Work to be completed:
Copy out the material below in full, but not its images.

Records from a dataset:
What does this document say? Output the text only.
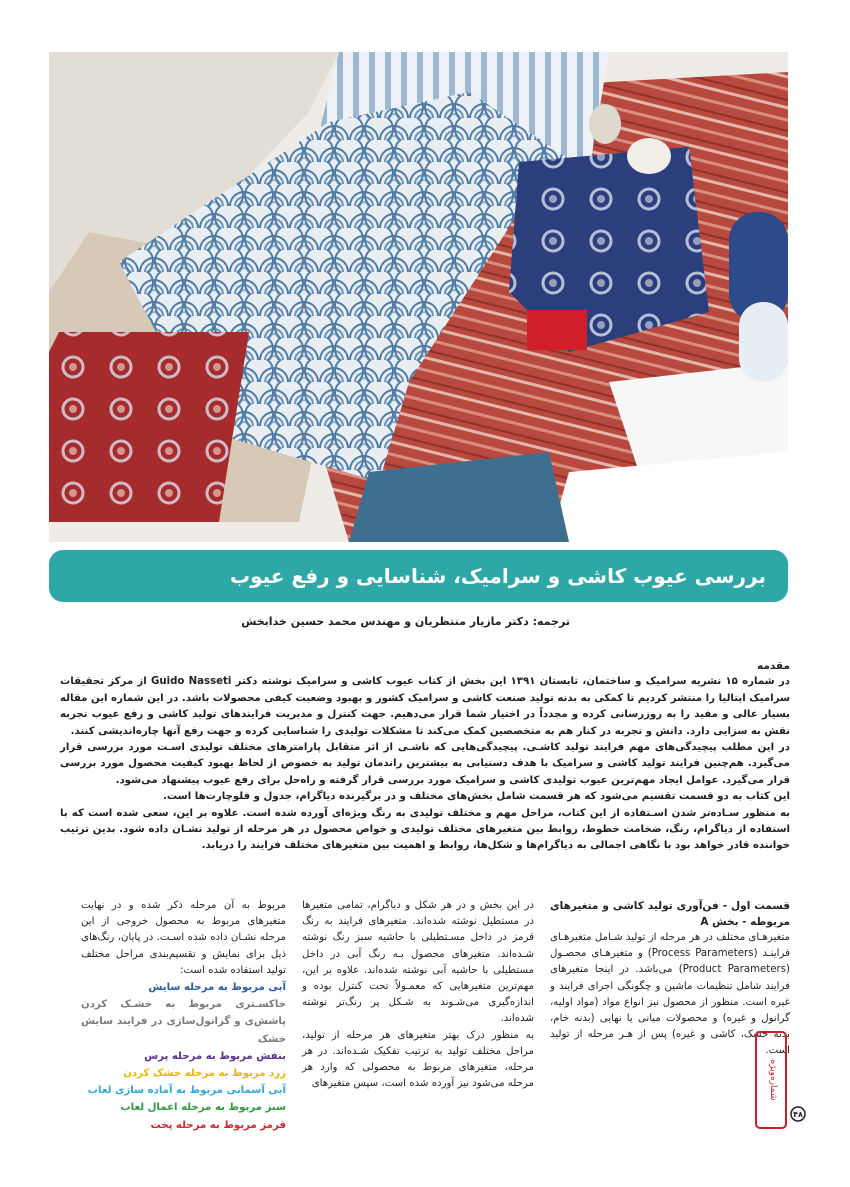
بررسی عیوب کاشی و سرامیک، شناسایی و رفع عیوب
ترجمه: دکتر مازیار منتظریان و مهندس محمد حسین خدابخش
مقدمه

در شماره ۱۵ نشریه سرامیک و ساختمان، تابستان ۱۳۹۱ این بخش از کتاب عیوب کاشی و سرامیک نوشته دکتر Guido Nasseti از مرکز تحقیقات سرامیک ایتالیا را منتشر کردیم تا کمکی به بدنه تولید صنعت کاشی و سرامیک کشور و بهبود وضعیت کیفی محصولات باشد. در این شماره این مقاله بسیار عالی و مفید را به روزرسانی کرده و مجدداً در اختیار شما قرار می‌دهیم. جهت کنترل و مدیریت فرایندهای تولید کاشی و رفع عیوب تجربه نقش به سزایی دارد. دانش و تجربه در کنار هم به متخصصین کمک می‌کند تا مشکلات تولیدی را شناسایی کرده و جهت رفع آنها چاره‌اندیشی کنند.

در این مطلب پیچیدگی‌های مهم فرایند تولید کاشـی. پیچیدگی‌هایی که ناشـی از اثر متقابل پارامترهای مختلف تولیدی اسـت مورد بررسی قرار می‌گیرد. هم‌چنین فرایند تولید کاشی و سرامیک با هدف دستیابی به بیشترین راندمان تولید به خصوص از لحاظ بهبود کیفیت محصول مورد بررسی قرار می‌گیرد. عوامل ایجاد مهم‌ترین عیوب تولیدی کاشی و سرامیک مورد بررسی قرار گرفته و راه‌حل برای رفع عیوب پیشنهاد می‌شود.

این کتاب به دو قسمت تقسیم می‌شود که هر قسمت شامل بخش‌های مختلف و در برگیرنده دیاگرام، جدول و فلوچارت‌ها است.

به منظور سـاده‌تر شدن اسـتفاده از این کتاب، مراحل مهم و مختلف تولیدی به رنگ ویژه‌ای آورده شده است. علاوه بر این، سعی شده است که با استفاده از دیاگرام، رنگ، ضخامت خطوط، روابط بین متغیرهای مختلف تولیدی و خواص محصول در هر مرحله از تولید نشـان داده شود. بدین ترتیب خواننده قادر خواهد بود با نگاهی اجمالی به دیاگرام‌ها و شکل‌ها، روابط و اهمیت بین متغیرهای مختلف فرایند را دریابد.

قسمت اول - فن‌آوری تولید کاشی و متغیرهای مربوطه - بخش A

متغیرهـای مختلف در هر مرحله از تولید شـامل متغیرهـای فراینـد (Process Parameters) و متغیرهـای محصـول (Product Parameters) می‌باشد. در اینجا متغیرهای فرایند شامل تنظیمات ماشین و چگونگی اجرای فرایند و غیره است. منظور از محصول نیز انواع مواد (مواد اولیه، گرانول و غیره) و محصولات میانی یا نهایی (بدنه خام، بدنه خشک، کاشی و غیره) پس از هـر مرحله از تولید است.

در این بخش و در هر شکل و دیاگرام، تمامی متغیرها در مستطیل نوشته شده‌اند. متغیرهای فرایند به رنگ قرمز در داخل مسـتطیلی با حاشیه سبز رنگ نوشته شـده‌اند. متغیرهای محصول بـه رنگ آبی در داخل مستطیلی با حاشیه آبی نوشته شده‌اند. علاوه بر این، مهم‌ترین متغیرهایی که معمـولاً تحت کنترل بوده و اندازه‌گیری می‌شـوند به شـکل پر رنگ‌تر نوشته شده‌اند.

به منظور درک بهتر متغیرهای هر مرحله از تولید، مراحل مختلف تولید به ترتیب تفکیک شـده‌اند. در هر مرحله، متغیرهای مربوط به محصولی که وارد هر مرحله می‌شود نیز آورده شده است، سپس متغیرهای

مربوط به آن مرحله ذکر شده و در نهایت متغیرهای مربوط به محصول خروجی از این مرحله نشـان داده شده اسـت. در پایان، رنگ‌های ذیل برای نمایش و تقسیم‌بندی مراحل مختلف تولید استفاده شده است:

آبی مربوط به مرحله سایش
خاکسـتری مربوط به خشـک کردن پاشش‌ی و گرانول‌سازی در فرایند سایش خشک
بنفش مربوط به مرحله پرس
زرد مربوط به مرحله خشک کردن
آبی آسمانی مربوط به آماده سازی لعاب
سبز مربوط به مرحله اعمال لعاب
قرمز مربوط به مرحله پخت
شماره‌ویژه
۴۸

Worked answer:
What does this document say? Output the text only.
بررسی عیوب کاشی و سرامیک، شناسایی و رفع عیوب
ترجمه: دکتر مازیار منتظریان و مهندس محمد حسین خدابخش
مقدمه

در شماره ۱۵ نشریه سرامیک و ساختمان، تابستان ۱۳۹۱ این بخش از کتاب عیوب کاشی و سرامیک نوشته دکتر Guido Nasseti از مرکز تحقیقات سرامیک ایتالیا را منتشر کردیم تا کمکی به بدنه تولید صنعت کاشی و سرامیک کشور و بهبود وضعیت کیفی محصولات باشد. در این شماره این مقاله بسیار عالی و مفید را به روزرسانی کرده و مجدداً در اختیار شما قرار می‌دهیم. جهت کنترل و مدیریت فرایندهای تولید کاشی و رفع عیوب تجربه نقش به سزایی دارد. دانش و تجربه در کنار هم به متخصصین کمک می‌کند تا مشکلات تولیدی را شناسایی کرده و جهت رفع آنها چاره‌اندیشی کنند.

در این مطلب پیچیدگی‌های مهم فرایند تولید کاشـی. پیچیدگی‌هایی که ناشـی از اثر متقابل پارامترهای مختلف تولیدی اسـت مورد بررسی قرار می‌گیرد. هم‌چنین فرایند تولید کاشی و سرامیک با هدف دستیابی به بیشترین راندمان تولید به خصوص از لحاظ بهبود کیفیت محصول مورد بررسی قرار می‌گیرد. عوامل ایجاد مهم‌ترین عیوب تولیدی کاشی و سرامیک مورد بررسی قرار گرفته و راه‌حل برای رفع عیوب پیشنهاد می‌شود.

این کتاب به دو قسمت تقسیم می‌شود که هر قسمت شامل بخش‌های مختلف و در برگیرنده دیاگرام، جدول و فلوچارت‌ها است.

به منظور سـاده‌تر شدن اسـتفاده از این کتاب، مراحل مهم و مختلف تولیدی به رنگ ویژه‌ای آورده شده است. علاوه بر این، سعی شده است که با استفاده از دیاگرام، رنگ، ضخامت خطوط، روابط بین متغیرهای مختلف تولیدی و خواص محصول در هر مرحله از تولید نشـان داده شود. بدین ترتیب خواننده قادر خواهد بود با نگاهی اجمالی به دیاگرام‌ها و شکل‌ها، روابط و اهمیت بین متغیرهای مختلف فرایند را دریابد.

قسمت اول - فن‌آوری تولید کاشی و متغیرهای مربوطه - بخش A

متغیرهـای مختلف در هر مرحله از تولید شـامل متغیرهـای فراینـد (Process Parameters) و متغیرهـای محصـول (Product Parameters) می‌باشد. در اینجا متغیرهای فرایند شامل تنظیمات ماشین و چگونگی اجرای فرایند و غیره است. منظور از محصول نیز انواع مواد (مواد اولیه، گرانول و غیره) و محصولات میانی یا نهایی (بدنه خام، بدنه خشک، کاشی و غیره) پس از هـر مرحله از تولید است.

در این بخش و در هر شکل و دیاگرام، تمامی متغیرها در مستطیل نوشته شده‌اند. متغیرهای فرایند به رنگ قرمز در داخل مسـتطیلی با حاشیه سبز رنگ نوشته شـده‌اند. متغیرهای محصول بـه رنگ آبی در داخل مستطیلی با حاشیه آبی نوشته شده‌اند. علاوه بر این، مهم‌ترین متغیرهایی که معمـولاً تحت کنترل بوده و اندازه‌گیری می‌شـوند به شـکل پر رنگ‌تر نوشته شده‌اند.

به منظور درک بهتر متغیرهای هر مرحله از تولید، مراحل مختلف تولید به ترتیب تفکیک شـده‌اند. در هر مرحله، متغیرهای مربوط به محصولی که وارد هر مرحله می‌شود نیز آورده شده است، سپس متغیرهای

مربوط به آن مرحله ذکر شده و در نهایت متغیرهای مربوط به محصول خروجی از این مرحله نشـان داده شده اسـت. در پایان، رنگ‌های ذیل برای نمایش و تقسیم‌بندی مراحل مختلف تولید استفاده شده است:

آبی مربوط به مرحله سایش
خاکسـتری مربوط به خشـک کردن پاشش‌ی و گرانول‌سازی در فرایند سایش خشک
بنفش مربوط به مرحله پرس
زرد مربوط به مرحله خشک کردن
آبی آسمانی مربوط به آماده سازی لعاب
سبز مربوط به مرحله اعمال لعاب
قرمز مربوط به مرحله پخت
شماره‌ویژه
۴۸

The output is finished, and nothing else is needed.